● **The task**: In the entries below, rename every "dip-marker-dot" to "dip-dot" and copy all the rest without change.
*** Provided entries ***
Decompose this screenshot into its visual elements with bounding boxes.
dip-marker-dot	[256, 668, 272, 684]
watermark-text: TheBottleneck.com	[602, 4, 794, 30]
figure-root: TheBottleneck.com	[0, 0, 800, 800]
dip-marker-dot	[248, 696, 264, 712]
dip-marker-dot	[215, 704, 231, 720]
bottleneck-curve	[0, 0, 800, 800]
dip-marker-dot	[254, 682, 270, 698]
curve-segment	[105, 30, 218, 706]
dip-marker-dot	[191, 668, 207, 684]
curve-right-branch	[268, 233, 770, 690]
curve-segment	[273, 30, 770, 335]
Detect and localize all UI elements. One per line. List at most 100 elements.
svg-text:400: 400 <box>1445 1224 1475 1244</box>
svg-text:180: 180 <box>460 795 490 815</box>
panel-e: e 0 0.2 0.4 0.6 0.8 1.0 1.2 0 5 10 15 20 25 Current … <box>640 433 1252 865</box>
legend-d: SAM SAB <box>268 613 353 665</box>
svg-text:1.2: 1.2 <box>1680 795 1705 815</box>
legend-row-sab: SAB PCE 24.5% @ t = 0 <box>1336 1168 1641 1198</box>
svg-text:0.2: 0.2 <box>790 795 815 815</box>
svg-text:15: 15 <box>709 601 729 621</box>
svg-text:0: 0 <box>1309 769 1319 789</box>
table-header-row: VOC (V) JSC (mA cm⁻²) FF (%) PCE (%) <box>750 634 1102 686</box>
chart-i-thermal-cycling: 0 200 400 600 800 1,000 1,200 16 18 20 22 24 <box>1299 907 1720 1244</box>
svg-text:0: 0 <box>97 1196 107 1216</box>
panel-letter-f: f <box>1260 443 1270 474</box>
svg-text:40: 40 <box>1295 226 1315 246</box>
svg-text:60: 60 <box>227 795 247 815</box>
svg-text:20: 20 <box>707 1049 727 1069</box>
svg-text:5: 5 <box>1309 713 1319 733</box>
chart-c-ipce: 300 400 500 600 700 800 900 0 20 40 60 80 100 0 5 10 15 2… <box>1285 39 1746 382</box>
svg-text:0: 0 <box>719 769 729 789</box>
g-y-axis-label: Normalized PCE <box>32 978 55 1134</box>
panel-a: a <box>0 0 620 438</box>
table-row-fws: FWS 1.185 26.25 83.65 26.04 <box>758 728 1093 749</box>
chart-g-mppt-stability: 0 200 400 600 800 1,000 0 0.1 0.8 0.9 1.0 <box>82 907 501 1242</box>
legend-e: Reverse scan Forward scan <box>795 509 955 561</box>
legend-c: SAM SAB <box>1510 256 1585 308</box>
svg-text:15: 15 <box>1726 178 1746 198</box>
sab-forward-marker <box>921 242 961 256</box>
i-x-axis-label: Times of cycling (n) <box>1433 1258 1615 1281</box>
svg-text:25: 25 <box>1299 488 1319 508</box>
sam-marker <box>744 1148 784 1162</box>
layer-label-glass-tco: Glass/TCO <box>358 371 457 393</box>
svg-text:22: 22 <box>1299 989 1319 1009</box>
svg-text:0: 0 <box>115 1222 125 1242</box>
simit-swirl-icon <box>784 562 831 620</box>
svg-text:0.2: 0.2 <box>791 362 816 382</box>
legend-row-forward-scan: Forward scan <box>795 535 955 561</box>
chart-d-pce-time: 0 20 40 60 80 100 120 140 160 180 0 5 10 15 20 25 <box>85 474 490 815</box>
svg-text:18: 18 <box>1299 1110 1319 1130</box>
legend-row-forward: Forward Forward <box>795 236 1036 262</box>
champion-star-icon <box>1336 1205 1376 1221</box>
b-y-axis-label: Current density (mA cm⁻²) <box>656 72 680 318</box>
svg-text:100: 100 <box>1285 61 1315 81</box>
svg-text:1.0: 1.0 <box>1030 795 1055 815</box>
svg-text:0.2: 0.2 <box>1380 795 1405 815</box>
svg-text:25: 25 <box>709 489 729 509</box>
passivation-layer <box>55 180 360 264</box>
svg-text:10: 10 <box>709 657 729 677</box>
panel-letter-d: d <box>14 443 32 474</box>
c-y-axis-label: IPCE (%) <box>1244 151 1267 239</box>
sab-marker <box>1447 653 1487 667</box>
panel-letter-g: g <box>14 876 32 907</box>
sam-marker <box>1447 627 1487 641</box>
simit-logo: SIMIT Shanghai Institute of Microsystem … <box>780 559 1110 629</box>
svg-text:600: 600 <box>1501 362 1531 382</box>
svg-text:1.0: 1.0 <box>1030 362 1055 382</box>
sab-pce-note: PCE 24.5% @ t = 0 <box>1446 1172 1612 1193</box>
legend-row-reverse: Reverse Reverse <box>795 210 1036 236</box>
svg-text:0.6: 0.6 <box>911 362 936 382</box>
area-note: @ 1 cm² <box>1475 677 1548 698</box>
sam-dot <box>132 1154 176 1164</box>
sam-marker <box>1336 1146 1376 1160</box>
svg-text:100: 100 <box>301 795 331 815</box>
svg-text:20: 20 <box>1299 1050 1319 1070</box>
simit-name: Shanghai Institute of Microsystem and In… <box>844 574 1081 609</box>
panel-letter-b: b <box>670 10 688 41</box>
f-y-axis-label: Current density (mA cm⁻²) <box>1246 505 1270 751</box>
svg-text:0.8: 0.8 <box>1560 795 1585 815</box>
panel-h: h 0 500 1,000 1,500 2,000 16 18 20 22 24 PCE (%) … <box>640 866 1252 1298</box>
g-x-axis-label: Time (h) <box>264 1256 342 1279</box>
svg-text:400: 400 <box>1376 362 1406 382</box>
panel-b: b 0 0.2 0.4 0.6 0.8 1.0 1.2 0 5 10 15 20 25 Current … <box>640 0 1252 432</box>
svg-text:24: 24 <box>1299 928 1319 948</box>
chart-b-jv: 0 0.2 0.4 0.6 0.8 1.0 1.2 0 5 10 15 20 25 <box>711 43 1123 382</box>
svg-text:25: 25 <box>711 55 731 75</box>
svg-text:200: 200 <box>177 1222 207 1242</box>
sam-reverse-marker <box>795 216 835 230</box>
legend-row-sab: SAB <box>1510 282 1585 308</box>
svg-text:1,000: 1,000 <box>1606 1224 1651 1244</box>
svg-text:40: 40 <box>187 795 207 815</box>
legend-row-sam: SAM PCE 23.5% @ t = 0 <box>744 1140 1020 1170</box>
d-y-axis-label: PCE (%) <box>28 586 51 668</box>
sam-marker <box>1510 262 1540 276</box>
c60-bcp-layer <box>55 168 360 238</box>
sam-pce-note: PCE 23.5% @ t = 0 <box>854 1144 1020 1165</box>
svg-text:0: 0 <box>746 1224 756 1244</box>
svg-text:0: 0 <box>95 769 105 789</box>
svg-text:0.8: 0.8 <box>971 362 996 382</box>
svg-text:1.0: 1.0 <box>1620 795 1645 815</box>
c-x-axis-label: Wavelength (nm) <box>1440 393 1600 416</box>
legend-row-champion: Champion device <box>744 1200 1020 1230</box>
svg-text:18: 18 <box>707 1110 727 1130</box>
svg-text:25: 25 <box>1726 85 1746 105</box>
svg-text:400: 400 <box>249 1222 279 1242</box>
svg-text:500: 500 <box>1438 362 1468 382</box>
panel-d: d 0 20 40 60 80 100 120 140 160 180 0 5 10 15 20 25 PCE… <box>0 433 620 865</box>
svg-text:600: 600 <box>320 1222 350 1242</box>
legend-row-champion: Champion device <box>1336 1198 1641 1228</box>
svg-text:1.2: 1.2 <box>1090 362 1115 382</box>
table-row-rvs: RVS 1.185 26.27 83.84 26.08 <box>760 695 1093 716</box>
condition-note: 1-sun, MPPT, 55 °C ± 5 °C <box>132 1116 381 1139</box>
***
● **Problem solution**:
Decompose this screenshot into its visual elements with bounding boxes.
dip-dot	[256, 668, 272, 684]
watermark-text: TheBottleneck.com	[602, 4, 794, 30]
figure-root: TheBottleneck.com	[0, 0, 800, 800]
dip-dot	[248, 696, 264, 712]
dip-dot	[215, 704, 231, 720]
bottleneck-curve	[0, 0, 800, 800]
dip-dot	[254, 682, 270, 698]
curve-segment	[105, 30, 218, 706]
dip-dot	[191, 668, 207, 684]
curve-right-branch	[268, 233, 770, 690]
curve-segment	[273, 30, 770, 335]
Detect and localize all UI elements. One per line. List at most 100 elements.
svg-text:400: 400 <box>1445 1224 1475 1244</box>
svg-text:180: 180 <box>460 795 490 815</box>
panel-e: e 0 0.2 0.4 0.6 0.8 1.0 1.2 0 5 10 15 20 25 Current … <box>640 433 1252 865</box>
legend-d: SAM SAB <box>268 613 353 665</box>
svg-text:1.2: 1.2 <box>1680 795 1705 815</box>
legend-row-sab: SAB PCE 24.5% @ t = 0 <box>1336 1168 1641 1198</box>
svg-text:0.2: 0.2 <box>790 795 815 815</box>
svg-text:15: 15 <box>709 601 729 621</box>
svg-text:0: 0 <box>1309 769 1319 789</box>
table-header-row: VOC (V) JSC (mA cm⁻²) FF (%) PCE (%) <box>750 634 1102 686</box>
chart-i-thermal-cycling: 0 200 400 600 800 1,000 1,200 16 18 20 22 24 <box>1299 907 1720 1244</box>
svg-text:0: 0 <box>97 1196 107 1216</box>
panel-letter-f: f <box>1260 443 1270 474</box>
svg-text:40: 40 <box>1295 226 1315 246</box>
svg-text:60: 60 <box>227 795 247 815</box>
svg-text:20: 20 <box>707 1049 727 1069</box>
svg-text:5: 5 <box>1309 713 1319 733</box>
chart-c-ipce: 300 400 500 600 700 800 900 0 20 40 60 80 100 0 5 10 15 2… <box>1285 39 1746 382</box>
svg-text:0: 0 <box>719 769 729 789</box>
g-y-axis-label: Normalized PCE <box>32 978 55 1134</box>
panel-a: a <box>0 0 620 438</box>
table-row-fws: FWS 1.185 26.25 83.65 26.04 <box>758 728 1093 749</box>
chart-g-mppt-stability: 0 200 400 600 800 1,000 0 0.1 0.8 0.9 1.0 <box>82 907 501 1242</box>
legend-e: Reverse scan Forward scan <box>795 509 955 561</box>
legend-c: SAM SAB <box>1510 256 1585 308</box>
svg-text:15: 15 <box>1726 178 1746 198</box>
sab-forward-marker <box>921 242 961 256</box>
i-x-axis-label: Times of cycling (n) <box>1433 1258 1615 1281</box>
svg-text:25: 25 <box>1299 488 1319 508</box>
sam-marker <box>744 1148 784 1162</box>
layer-label-glass-tco: Glass/TCO <box>358 371 457 393</box>
svg-text:22: 22 <box>1299 989 1319 1009</box>
svg-text:0: 0 <box>115 1222 125 1242</box>
simit-swirl-icon <box>784 562 831 620</box>
svg-text:0.2: 0.2 <box>791 362 816 382</box>
legend-row-forward-scan: Forward scan <box>795 535 955 561</box>
chart-d-pce-time: 0 20 40 60 80 100 120 140 160 180 0 5 10 15 20 25 <box>85 474 490 815</box>
svg-text:18: 18 <box>1299 1110 1319 1130</box>
legend-row-forward: Forward Forward <box>795 236 1036 262</box>
champion-star-icon <box>1336 1205 1376 1221</box>
b-y-axis-label: Current density (mA cm⁻²) <box>656 72 680 318</box>
svg-text:100: 100 <box>1285 61 1315 81</box>
svg-text:1.0: 1.0 <box>1030 795 1055 815</box>
svg-text:0.2: 0.2 <box>1380 795 1405 815</box>
svg-text:25: 25 <box>709 489 729 509</box>
passivation-layer <box>55 180 360 264</box>
svg-text:10: 10 <box>709 657 729 677</box>
panel-letter-d: d <box>14 443 32 474</box>
c-y-axis-label: IPCE (%) <box>1244 151 1267 239</box>
sab-marker <box>1447 653 1487 667</box>
panel-letter-g: g <box>14 876 32 907</box>
sam-marker <box>1447 627 1487 641</box>
simit-logo: SIMIT Shanghai Institute of Microsystem … <box>780 559 1110 629</box>
svg-text:600: 600 <box>1501 362 1531 382</box>
svg-text:1.0: 1.0 <box>1030 362 1055 382</box>
sab-pce-note: PCE 24.5% @ t = 0 <box>1446 1172 1612 1193</box>
legend-row-reverse: Reverse Reverse <box>795 210 1036 236</box>
svg-text:0.6: 0.6 <box>911 362 936 382</box>
area-note: @ 1 cm² <box>1475 677 1548 698</box>
sam-dot <box>132 1154 176 1164</box>
sam-marker <box>1336 1146 1376 1160</box>
svg-text:100: 100 <box>301 795 331 815</box>
svg-text:20: 20 <box>1299 1050 1319 1070</box>
simit-name: Shanghai Institute of Microsystem and In… <box>844 574 1081 609</box>
panel-letter-b: b <box>670 10 688 41</box>
f-y-axis-label: Current density (mA cm⁻²) <box>1246 505 1270 751</box>
svg-text:0.8: 0.8 <box>1560 795 1585 815</box>
panel-h: h 0 500 1,000 1,500 2,000 16 18 20 22 24 PCE (%) … <box>640 866 1252 1298</box>
g-x-axis-label: Time (h) <box>264 1256 342 1279</box>
svg-text:400: 400 <box>1376 362 1406 382</box>
panel-b: b 0 0.2 0.4 0.6 0.8 1.0 1.2 0 5 10 15 20 25 Current … <box>640 0 1252 432</box>
svg-text:24: 24 <box>1299 928 1319 948</box>
chart-b-jv: 0 0.2 0.4 0.6 0.8 1.0 1.2 0 5 10 15 20 25 <box>711 43 1123 382</box>
svg-text:25: 25 <box>711 55 731 75</box>
svg-text:200: 200 <box>177 1222 207 1242</box>
sam-reverse-marker <box>795 216 835 230</box>
legend-row-sab: SAB <box>1510 282 1585 308</box>
svg-text:1,000: 1,000 <box>1606 1224 1651 1244</box>
svg-text:40: 40 <box>187 795 207 815</box>
legend-row-sam: SAM PCE 23.5% @ t = 0 <box>744 1140 1020 1170</box>
d-y-axis-label: PCE (%) <box>28 586 51 668</box>
sam-marker <box>1510 262 1540 276</box>
c60-bcp-layer <box>55 168 360 238</box>
sam-pce-note: PCE 23.5% @ t = 0 <box>854 1144 1020 1165</box>
svg-text:0: 0 <box>746 1224 756 1244</box>
svg-text:0: 0 <box>95 769 105 789</box>
svg-text:0.8: 0.8 <box>971 362 996 382</box>
svg-text:1.0: 1.0 <box>1620 795 1645 815</box>
c-x-axis-label: Wavelength (nm) <box>1440 393 1600 416</box>
legend-row-champion: Champion device <box>744 1200 1020 1230</box>
svg-text:18: 18 <box>707 1110 727 1130</box>
svg-text:25: 25 <box>1726 85 1746 105</box>
svg-text:400: 400 <box>249 1222 279 1242</box>
svg-text:500: 500 <box>1438 362 1468 382</box>
panel-d: d 0 20 40 60 80 100 120 140 160 180 0 5 10 15 20 25 PCE… <box>0 433 620 865</box>
svg-text:600: 600 <box>320 1222 350 1242</box>
legend-row-champion: Champion device <box>1336 1198 1641 1228</box>
svg-text:1.2: 1.2 <box>1090 362 1115 382</box>
table-row-rvs: RVS 1.185 26.27 83.84 26.08 <box>760 695 1093 716</box>
condition-note: 1-sun, MPPT, 55 °C ± 5 °C <box>132 1116 381 1139</box>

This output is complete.